--- GIVEN PROBLEM ---
Reply with one number only: the count of lines below that contain the word "title".

--- RECORD SET ---

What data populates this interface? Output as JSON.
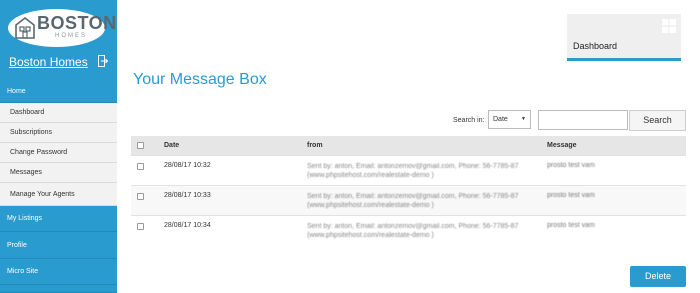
{
  "brand": {
    "name": "BOSTON",
    "tagline": "HOMES",
    "site_link": "Boston Homes"
  },
  "sidebar": {
    "sections": [
      {
        "label": "Home",
        "items": [
          "Dashboard",
          "Subscriptions",
          "Change Password",
          "Messages",
          "Manage Your Agents"
        ]
      },
      {
        "label": "My Listings"
      },
      {
        "label": "Profile"
      },
      {
        "label": "Micro Site"
      }
    ]
  },
  "dashboard_tile": {
    "label": "Dashboard"
  },
  "page": {
    "title": "Your Message Box"
  },
  "search": {
    "label": "Search in:",
    "field_selected": "Date",
    "input_value": "",
    "button_label": "Search"
  },
  "table": {
    "headers": {
      "date": "Date",
      "from": "from",
      "message": "Message"
    },
    "rows": [
      {
        "date": "28/08/17 10:32",
        "from_line1": "Sent by: anton, Email: antonzemov@gmail.com, Phone: 56-7785-87",
        "from_line2": "(www.phpsitehost.com/realestate-demo )",
        "message": "prosto test vam"
      },
      {
        "date": "28/08/17 10:33",
        "from_line1": "Sent by: anton, Email: antonzemov@gmail.com, Phone: 56-7785-87",
        "from_line2": "(www.phpsitehost.com/realestate-demo )",
        "message": "prosto test vam"
      },
      {
        "date": "28/08/17 10:34",
        "from_line1": "Sent by: anton, Email: antonzemov@gmail.com, Phone: 56-7785-87",
        "from_line2": "(www.phpsitehost.com/realestate-demo )",
        "message": "prosto test vam"
      }
    ]
  },
  "actions": {
    "delete_label": "Delete"
  },
  "colors": {
    "accent": "#2a9bcf",
    "sidebar_bg": "#f2f2f2",
    "header_bg": "#e6e6e6"
  },
  "icons": {
    "logo": "house-icon",
    "logout": "logout-icon",
    "tile": "windows-icon"
  }
}
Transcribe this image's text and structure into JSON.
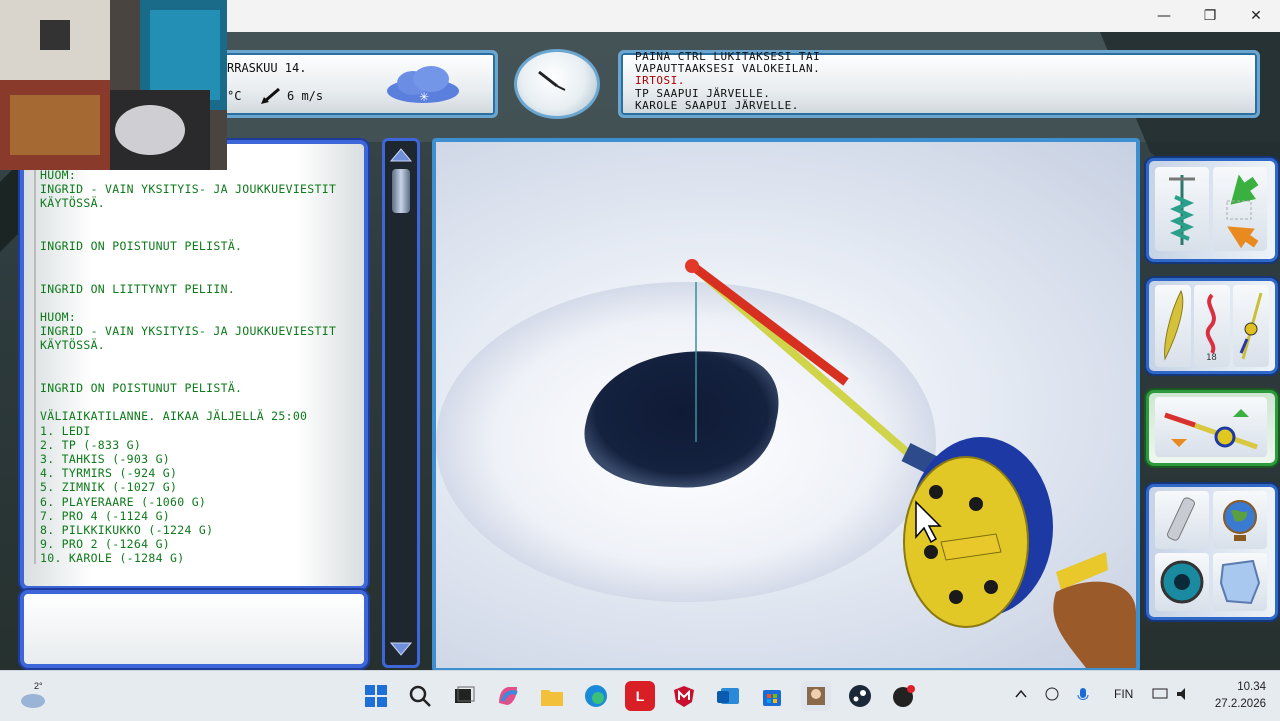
{
  "window": {
    "minimize_glyph": "—",
    "restore_glyph": "❐",
    "close_glyph": "✕"
  },
  "weather": {
    "date_text": "RRASKUU 14.",
    "temp_unit": "°C",
    "wind_speed": "6 m/s",
    "wind_arrow_icon": "wind-direction-arrow-icon",
    "cloud_icon": "snow-cloud-icon"
  },
  "messages": [
    "PAINA CTRL LUKITAKSESI TAI",
    "VAPAUTTAAKSESI VALOKEILAN.",
    "IRTOSI.",
    "TP SAAPUI JÄRVELLE.",
    "KAROLE SAAPUI JÄRVELLE."
  ],
  "chat": [
    "HUOM:",
    "INGRID - VAIN YKSITYIS- JA JOUKKUEVIESTIT",
    "KÄYTÖSSÄ.",
    "",
    "",
    "INGRID ON POISTUNUT PELISTÄ.",
    "",
    "",
    "INGRID ON LIITTYNYT PELIIN.",
    "",
    "HUOM:",
    "INGRID - VAIN YKSITYIS- JA JOUKKUEVIESTIT",
    "KÄYTÖSSÄ.",
    "",
    "",
    "INGRID ON POISTUNUT PELISTÄ.",
    "",
    "VÄLIAIKATILANNE. AIKAA JÄLJELLÄ 25:00",
    "1. LEDI",
    "2. TP (-833 G)",
    "3. TAHKIS (-903 G)",
    "4. TYRMIRS (-924 G)",
    "5. ZIMNIK (-1027 G)",
    "6. PLAYERAARE (-1060 G)",
    "7. PRO 4 (-1124 G)",
    "8. PILKKIKUKKO (-1224 G)",
    "9. PRO 2 (-1264 G)",
    "10. KAROLE (-1284 G)"
  ],
  "chat_input": {
    "value": ""
  },
  "tools": {
    "tool_badge_count": "18"
  },
  "taskbar": {
    "weather_temp": "2°",
    "language": "FIN",
    "time": "10.34",
    "date": "27.2.2026"
  }
}
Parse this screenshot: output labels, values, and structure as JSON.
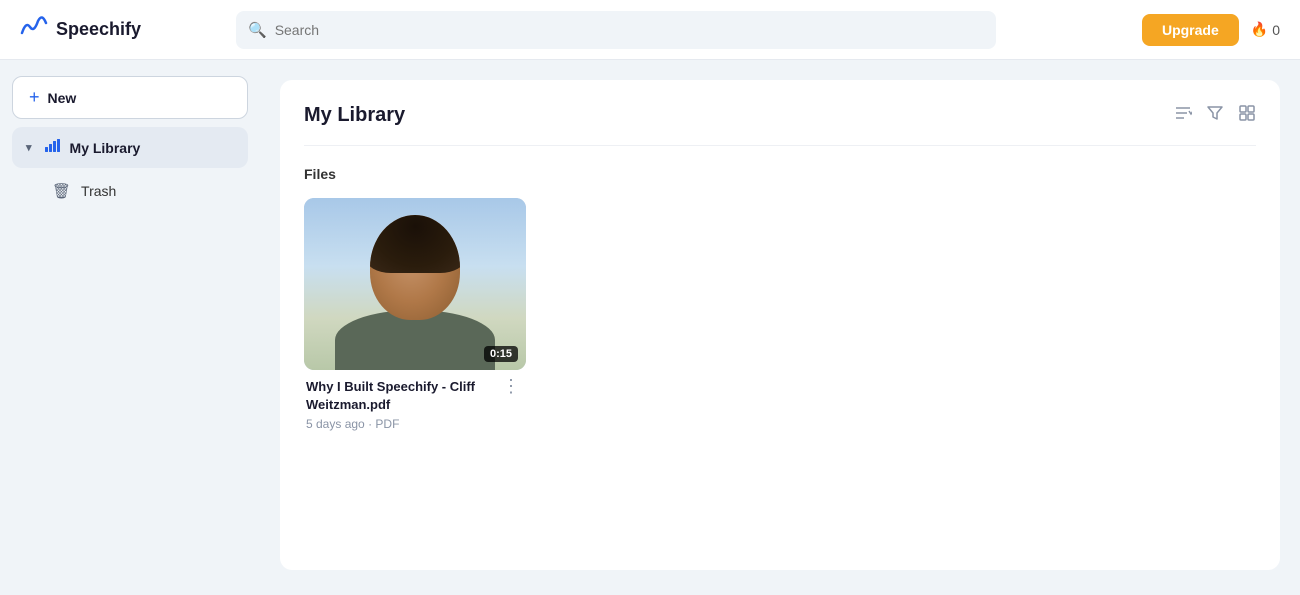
{
  "header": {
    "logo_text": "Speechify",
    "search_placeholder": "Search",
    "upgrade_label": "Upgrade",
    "fire_count": "0"
  },
  "sidebar": {
    "new_label": "New",
    "items": [
      {
        "id": "my-library",
        "label": "My Library",
        "active": true,
        "icon": "chart"
      },
      {
        "id": "trash",
        "label": "Trash",
        "active": false,
        "icon": "trash"
      }
    ]
  },
  "main": {
    "title": "My Library",
    "section_label": "Files",
    "files": [
      {
        "id": "file-1",
        "name": "Why I Built Speechify - Cliff Weitzman.pdf",
        "age": "5 days ago",
        "type": "PDF",
        "duration": "0:15"
      }
    ]
  },
  "toolbar": {
    "sort_icon": "≡↓",
    "filter_icon": "▽",
    "grid_icon": "⊞"
  }
}
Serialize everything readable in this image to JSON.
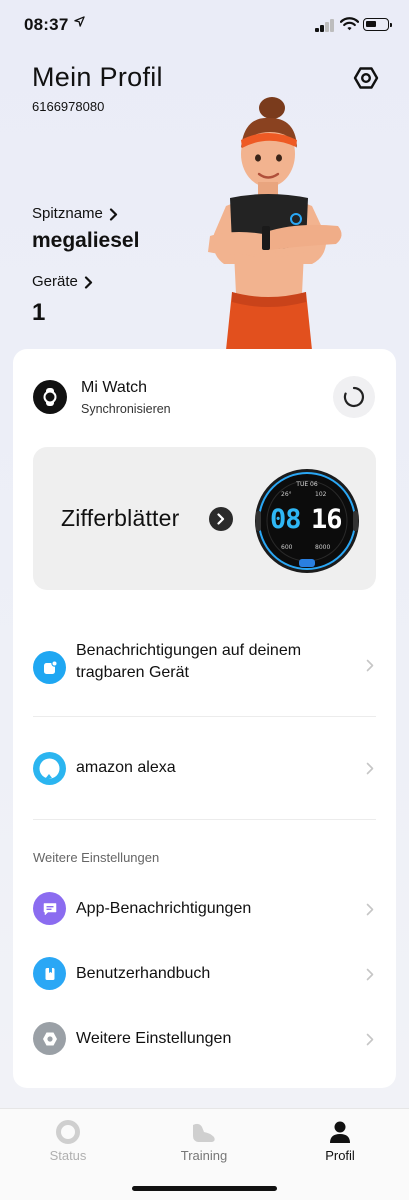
{
  "status_bar": {
    "time": "08:37"
  },
  "header": {
    "title": "Mein Profil",
    "user_id": "6166978080",
    "nickname_label": "Spitzname",
    "nickname_value": "megaliesel",
    "devices_label": "Geräte",
    "devices_value": "1"
  },
  "device": {
    "name": "Mi Watch",
    "status": "Synchronisieren"
  },
  "watchface_card": {
    "title": "Zifferblätter",
    "preview": {
      "date": "TUE 06",
      "heart_rate": "26°",
      "steps_small": "102",
      "time_hours": "08",
      "time_minutes": "16",
      "calories": "600",
      "steps": "8000"
    }
  },
  "rows": {
    "notifications_wearable": "Benachrichtigungen auf deinem tragbaren Gerät",
    "alexa": "amazon alexa",
    "section_header": "Weitere Einstellungen",
    "app_notifications": "App-Benachrichtigungen",
    "user_manual": "Benutzerhandbuch",
    "more_settings": "Weitere Einstellungen"
  },
  "tabs": [
    {
      "label": "Status",
      "active": false
    },
    {
      "label": "Training",
      "active": false
    },
    {
      "label": "Profil",
      "active": true
    }
  ],
  "colors": {
    "accent_blue": "#2aa7f5",
    "purple": "#8b6cf0",
    "gray_icon": "#9aa0a6",
    "alexa_blue": "#2bb5f0",
    "tab_active": "#111111",
    "tab_inactive": "#9a9a9a"
  }
}
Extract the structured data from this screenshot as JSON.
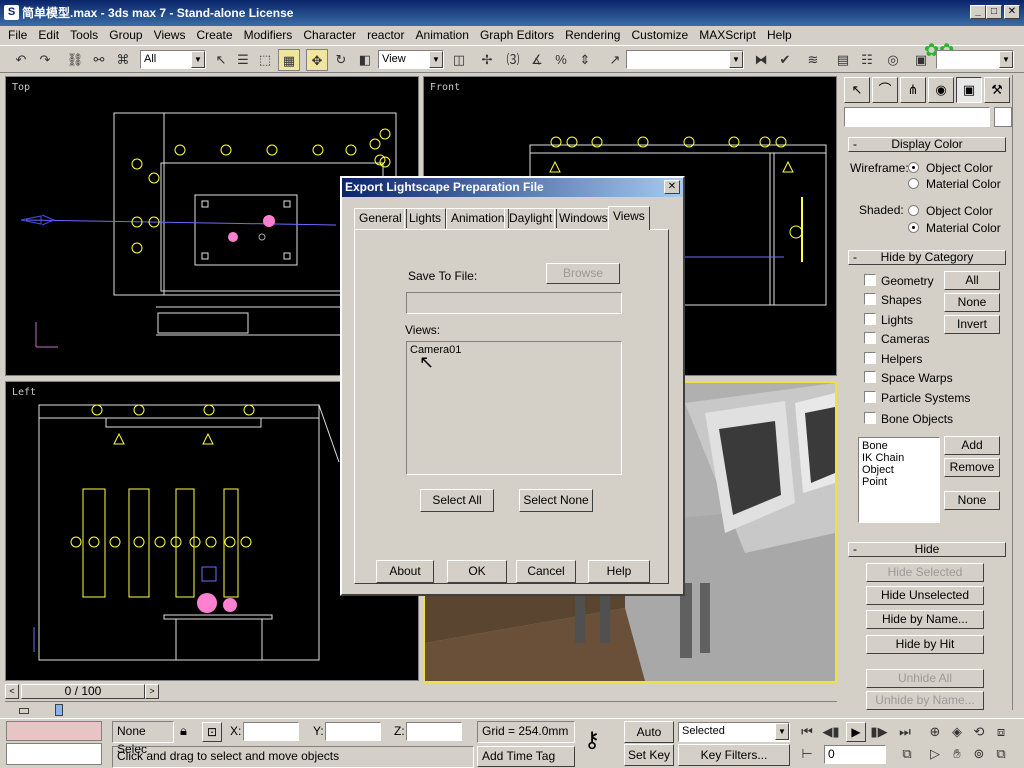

--- TASK RESPONSE ---
4